=== Exercise description ===
Only a number is wanted: how many lines of the entries include the string "name"?

* Start *

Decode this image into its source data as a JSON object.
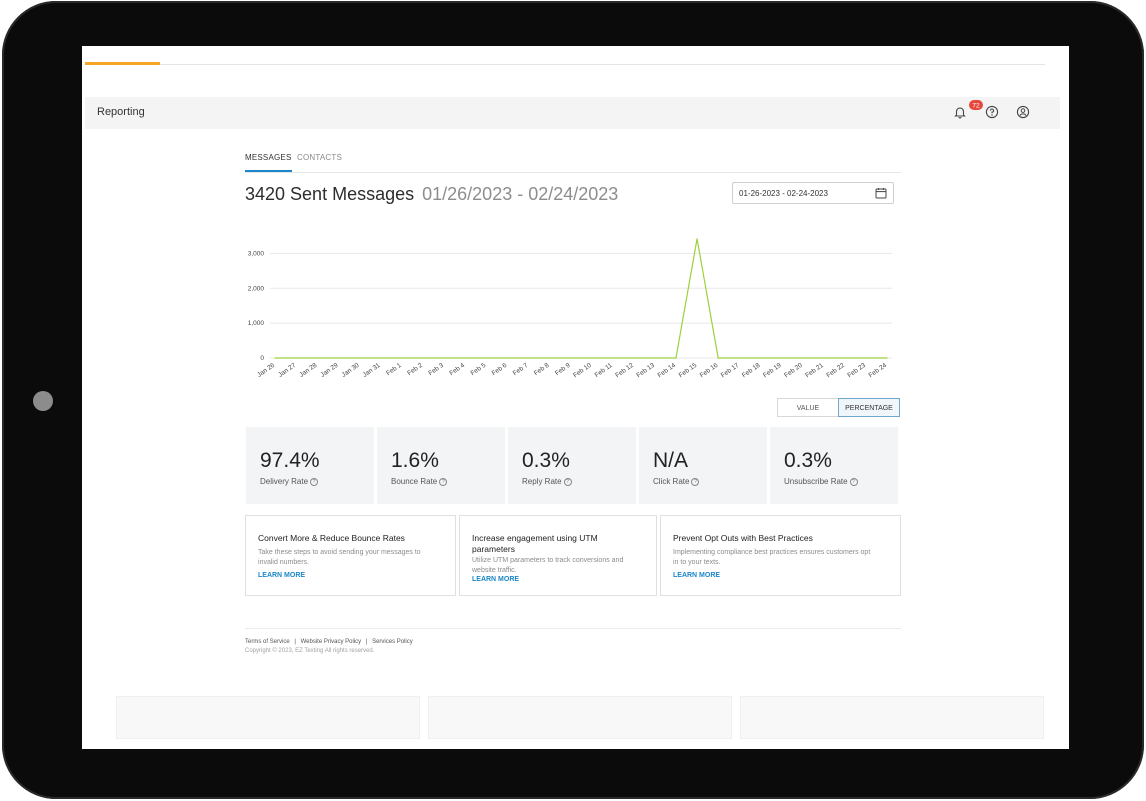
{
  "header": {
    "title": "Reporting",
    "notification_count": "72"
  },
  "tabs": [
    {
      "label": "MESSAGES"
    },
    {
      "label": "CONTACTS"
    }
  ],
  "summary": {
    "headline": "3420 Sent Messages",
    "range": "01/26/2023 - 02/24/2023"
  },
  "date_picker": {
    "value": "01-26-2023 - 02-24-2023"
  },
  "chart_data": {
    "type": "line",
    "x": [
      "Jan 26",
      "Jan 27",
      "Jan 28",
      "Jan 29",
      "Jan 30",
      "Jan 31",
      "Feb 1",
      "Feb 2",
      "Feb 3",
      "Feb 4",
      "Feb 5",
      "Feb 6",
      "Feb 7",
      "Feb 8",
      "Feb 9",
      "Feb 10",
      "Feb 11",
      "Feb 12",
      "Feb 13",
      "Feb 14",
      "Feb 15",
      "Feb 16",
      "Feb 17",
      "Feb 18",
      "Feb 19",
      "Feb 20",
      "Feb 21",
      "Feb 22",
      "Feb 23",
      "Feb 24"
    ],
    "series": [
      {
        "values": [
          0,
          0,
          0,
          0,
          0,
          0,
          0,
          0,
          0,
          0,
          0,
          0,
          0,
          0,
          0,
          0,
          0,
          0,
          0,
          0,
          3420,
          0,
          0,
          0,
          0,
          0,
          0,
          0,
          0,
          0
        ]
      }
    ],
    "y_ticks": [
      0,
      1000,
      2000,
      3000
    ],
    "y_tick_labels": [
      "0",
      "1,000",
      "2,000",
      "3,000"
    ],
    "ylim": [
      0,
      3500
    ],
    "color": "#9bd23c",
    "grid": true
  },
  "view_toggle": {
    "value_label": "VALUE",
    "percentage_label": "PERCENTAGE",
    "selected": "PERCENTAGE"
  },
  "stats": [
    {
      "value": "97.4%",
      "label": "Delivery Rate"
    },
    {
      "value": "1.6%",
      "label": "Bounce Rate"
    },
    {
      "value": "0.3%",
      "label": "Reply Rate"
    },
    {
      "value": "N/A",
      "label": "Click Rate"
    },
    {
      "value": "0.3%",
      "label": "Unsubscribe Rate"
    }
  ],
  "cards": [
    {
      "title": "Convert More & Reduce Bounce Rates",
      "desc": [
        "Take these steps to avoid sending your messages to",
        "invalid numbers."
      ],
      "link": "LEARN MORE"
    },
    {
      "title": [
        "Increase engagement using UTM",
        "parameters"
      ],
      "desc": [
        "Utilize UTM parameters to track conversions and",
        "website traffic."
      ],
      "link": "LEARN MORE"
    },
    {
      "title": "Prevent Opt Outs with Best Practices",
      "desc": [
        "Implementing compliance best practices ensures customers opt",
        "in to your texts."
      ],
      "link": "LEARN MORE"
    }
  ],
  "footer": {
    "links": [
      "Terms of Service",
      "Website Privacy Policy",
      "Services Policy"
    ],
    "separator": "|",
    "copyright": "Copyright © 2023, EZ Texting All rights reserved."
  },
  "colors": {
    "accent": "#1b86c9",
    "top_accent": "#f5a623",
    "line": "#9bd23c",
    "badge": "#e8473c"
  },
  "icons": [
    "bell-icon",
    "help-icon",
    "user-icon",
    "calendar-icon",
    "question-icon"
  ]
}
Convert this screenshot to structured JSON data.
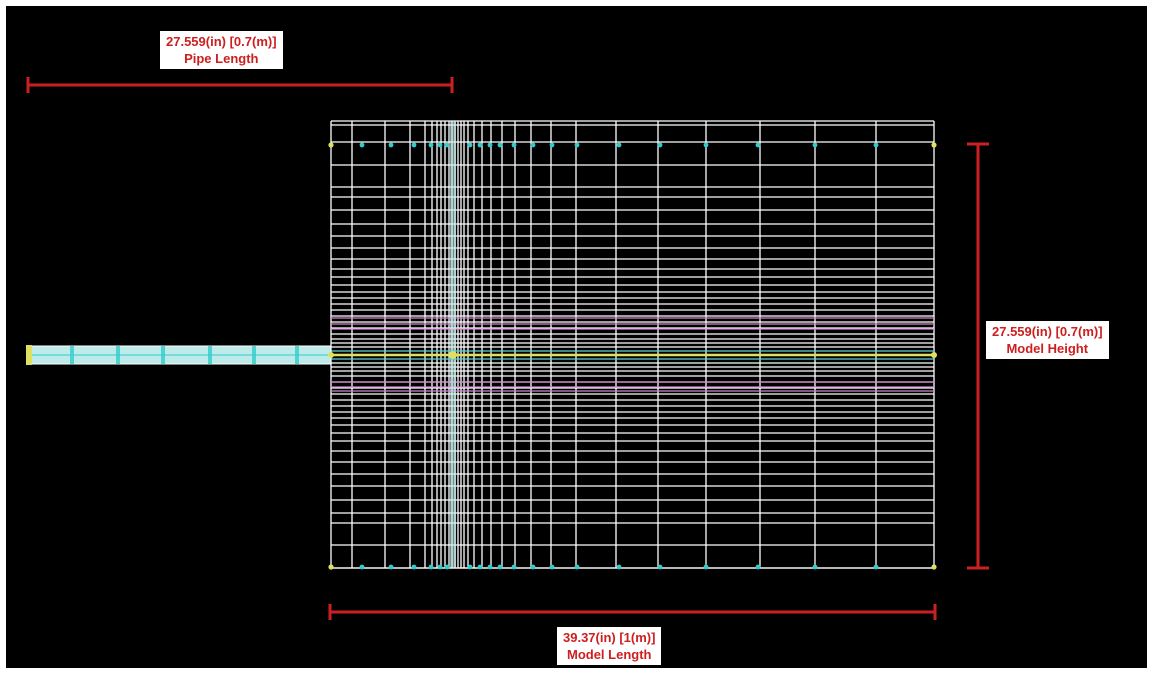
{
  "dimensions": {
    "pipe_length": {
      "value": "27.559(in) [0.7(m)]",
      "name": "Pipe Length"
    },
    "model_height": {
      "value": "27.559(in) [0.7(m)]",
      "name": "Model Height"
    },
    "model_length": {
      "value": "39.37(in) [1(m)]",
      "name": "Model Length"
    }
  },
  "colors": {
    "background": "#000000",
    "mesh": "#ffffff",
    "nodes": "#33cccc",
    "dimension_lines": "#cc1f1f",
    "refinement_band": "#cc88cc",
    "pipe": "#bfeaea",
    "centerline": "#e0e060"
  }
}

* End *

=== Task answer ===
3